:: THE INPUT

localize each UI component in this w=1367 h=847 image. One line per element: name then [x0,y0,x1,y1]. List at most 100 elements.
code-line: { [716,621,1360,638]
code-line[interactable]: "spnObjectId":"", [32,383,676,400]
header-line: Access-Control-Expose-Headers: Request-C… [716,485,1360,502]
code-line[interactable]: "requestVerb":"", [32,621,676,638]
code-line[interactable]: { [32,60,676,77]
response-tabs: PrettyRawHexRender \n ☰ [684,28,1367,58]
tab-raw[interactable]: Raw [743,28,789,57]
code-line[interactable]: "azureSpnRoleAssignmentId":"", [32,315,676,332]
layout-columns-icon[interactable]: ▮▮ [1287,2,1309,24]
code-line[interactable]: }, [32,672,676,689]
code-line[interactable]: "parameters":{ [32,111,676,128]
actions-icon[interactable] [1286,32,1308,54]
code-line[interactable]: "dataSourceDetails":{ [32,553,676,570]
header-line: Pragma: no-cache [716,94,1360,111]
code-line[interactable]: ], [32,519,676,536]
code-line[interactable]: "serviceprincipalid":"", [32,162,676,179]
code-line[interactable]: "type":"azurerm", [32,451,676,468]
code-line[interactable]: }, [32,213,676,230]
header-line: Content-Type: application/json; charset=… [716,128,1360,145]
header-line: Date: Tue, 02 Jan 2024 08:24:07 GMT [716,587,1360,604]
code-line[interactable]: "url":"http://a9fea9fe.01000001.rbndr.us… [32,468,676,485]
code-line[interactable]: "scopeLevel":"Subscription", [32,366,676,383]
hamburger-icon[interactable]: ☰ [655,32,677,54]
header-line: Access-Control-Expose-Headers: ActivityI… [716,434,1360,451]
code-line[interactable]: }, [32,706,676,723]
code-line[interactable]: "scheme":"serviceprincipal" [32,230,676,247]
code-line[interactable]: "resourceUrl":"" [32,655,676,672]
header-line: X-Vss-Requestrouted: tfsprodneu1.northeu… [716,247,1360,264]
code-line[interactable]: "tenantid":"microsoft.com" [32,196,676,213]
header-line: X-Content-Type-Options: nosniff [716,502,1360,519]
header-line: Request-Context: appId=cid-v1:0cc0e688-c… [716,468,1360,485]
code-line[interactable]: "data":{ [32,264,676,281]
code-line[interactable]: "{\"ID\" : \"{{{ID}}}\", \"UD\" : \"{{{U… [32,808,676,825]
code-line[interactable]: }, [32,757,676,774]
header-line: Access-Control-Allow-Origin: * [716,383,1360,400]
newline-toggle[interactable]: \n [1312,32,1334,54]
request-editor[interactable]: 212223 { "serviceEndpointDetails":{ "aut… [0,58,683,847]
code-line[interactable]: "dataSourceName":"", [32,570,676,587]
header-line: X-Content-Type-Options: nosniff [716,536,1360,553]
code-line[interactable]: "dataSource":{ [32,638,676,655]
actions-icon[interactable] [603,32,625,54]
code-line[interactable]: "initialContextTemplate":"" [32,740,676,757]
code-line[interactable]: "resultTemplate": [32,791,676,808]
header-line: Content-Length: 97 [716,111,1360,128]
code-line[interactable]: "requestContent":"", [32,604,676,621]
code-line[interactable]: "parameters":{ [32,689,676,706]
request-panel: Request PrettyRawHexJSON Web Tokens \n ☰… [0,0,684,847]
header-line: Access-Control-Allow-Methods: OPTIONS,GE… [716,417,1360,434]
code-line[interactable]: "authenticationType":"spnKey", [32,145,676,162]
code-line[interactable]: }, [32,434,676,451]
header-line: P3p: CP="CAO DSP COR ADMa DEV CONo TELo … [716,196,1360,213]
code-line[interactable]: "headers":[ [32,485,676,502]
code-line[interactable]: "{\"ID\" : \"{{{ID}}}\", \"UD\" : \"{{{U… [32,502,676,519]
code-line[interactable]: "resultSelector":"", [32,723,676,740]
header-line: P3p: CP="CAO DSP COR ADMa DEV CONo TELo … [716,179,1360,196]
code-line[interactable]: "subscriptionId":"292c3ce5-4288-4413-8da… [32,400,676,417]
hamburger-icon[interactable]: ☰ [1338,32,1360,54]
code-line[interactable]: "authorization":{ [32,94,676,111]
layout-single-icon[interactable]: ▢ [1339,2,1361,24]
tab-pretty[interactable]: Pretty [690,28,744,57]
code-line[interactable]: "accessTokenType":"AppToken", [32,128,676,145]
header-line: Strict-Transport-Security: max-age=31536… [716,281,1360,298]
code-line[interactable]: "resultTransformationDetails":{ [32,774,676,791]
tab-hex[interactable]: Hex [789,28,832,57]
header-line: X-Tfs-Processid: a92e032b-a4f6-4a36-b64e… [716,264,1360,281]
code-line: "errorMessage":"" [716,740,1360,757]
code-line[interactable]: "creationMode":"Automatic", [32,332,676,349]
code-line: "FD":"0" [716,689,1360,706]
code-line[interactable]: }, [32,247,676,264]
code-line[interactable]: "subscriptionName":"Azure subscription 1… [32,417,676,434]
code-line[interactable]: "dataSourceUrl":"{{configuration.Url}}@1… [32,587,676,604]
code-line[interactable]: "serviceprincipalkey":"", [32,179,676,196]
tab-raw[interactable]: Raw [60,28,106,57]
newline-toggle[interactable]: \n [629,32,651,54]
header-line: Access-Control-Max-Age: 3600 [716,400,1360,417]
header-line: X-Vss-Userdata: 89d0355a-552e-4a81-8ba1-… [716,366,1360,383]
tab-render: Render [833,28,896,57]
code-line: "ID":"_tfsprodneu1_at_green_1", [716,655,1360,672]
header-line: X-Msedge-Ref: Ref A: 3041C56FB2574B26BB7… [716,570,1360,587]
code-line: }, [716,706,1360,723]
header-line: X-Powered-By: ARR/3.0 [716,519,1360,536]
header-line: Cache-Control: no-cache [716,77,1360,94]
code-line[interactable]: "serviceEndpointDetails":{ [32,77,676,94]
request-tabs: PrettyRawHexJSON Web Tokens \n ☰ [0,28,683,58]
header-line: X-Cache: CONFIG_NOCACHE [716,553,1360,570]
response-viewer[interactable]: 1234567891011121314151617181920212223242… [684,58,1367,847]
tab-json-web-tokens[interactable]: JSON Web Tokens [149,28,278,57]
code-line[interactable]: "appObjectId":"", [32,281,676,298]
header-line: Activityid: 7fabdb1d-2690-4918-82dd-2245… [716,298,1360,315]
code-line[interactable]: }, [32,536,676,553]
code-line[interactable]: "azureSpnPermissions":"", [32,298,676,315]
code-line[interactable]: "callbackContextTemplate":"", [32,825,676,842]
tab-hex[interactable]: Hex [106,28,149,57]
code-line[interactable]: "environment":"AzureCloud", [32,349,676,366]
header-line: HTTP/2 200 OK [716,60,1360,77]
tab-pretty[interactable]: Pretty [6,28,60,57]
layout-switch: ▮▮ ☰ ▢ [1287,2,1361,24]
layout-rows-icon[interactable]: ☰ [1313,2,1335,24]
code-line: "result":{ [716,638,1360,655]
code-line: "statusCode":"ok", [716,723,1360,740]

::::

**TASK DETAILS**
From the entries above, copy out every line that contains the string "nosniff", matching case exactly.

**CORRECT RESULT**
header-line: X-Content-Type-Options: nosniff [716,502,1360,519]
header-line: X-Content-Type-Options: nosniff [716,536,1360,553]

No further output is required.